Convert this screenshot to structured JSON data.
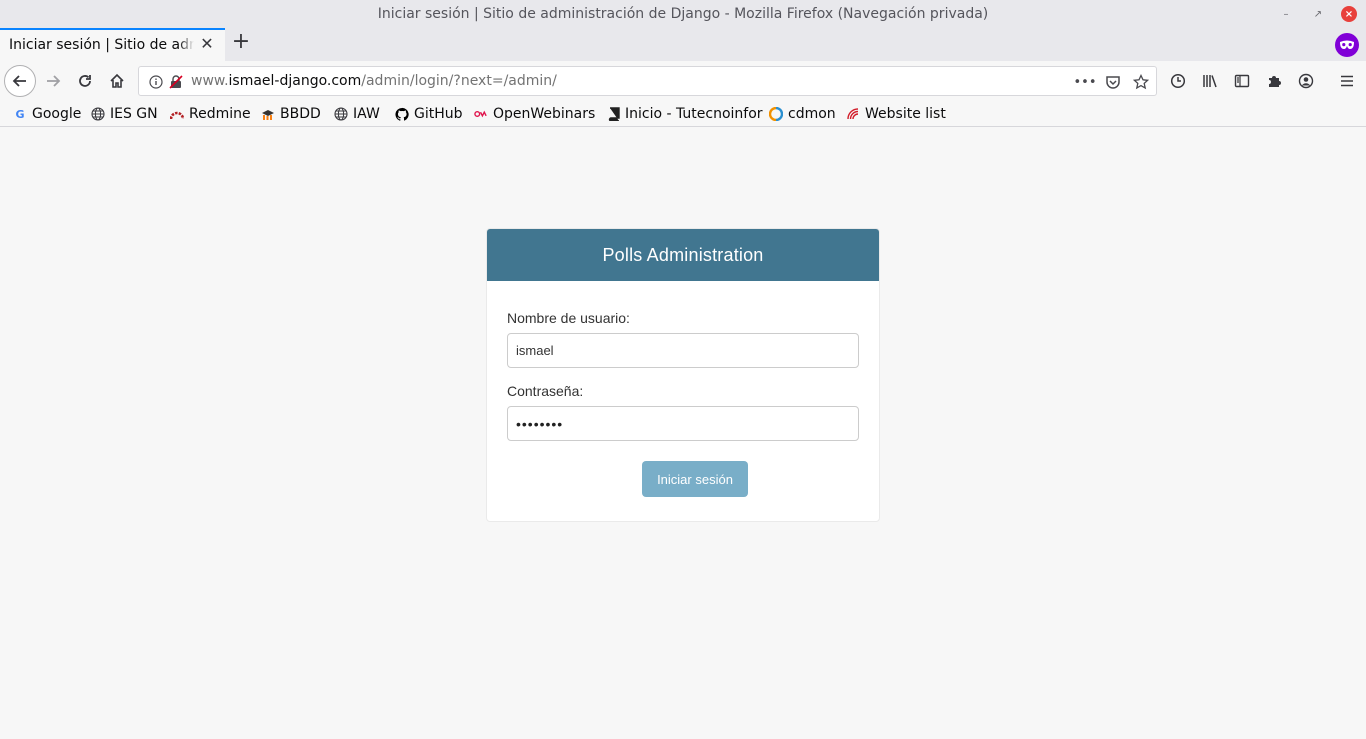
{
  "window": {
    "title": "Iniciar sesión | Sitio de administración de Django - Mozilla Firefox (Navegación privada)"
  },
  "tabs": [
    {
      "title": "Iniciar sesión | Sitio de administración de Django"
    }
  ],
  "urlbar": {
    "prefix": "www.",
    "host": "ismael-django.com",
    "path": "/admin/login/?next=/admin/"
  },
  "bookmarks": [
    {
      "label": "Google",
      "icon": "google-icon",
      "color": "#4285f4"
    },
    {
      "label": "IES GN",
      "icon": "globe-icon",
      "color": "#38383d"
    },
    {
      "label": "Redmine",
      "icon": "redmine-icon",
      "color": "#b32024"
    },
    {
      "label": "BBDD",
      "icon": "moodle-icon",
      "color": "#f98012"
    },
    {
      "label": "IAW",
      "icon": "globe-icon",
      "color": "#38383d"
    },
    {
      "label": "GitHub",
      "icon": "github-icon",
      "color": "#000000"
    },
    {
      "label": "OpenWebinars",
      "icon": "openwebinars-icon",
      "color": "#e0144c"
    },
    {
      "label": "Inicio - Tutecnoinfor",
      "icon": "book-icon",
      "color": "#222222"
    },
    {
      "label": "cdmon",
      "icon": "cdmon-icon",
      "color": "#f29100"
    },
    {
      "label": "Website list",
      "icon": "website-list-icon",
      "color": "#d21e2b"
    }
  ],
  "login": {
    "header": "Polls Administration",
    "username_label": "Nombre de usuario:",
    "username_value": "ismael",
    "password_label": "Contraseña:",
    "password_value": "••••••••",
    "submit_label": "Iniciar sesión"
  },
  "colors": {
    "header_bg": "#417690",
    "button_bg": "#79aec8",
    "page_bg": "#f7f7f7",
    "private_badge": "#8000d7"
  }
}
▬▬▬▬▬▬
WHAT YOU WILL DO – Copy all lines from the entries that contain the word "sesión".

CORRECT RESPONSE –
    "title": "Iniciar sesión | Sitio de administración de Django - Mozilla Firefox (Navegación privada)"
      "title": "Iniciar sesión | Sitio de administración de Django"
    "submit_label": "Iniciar sesión"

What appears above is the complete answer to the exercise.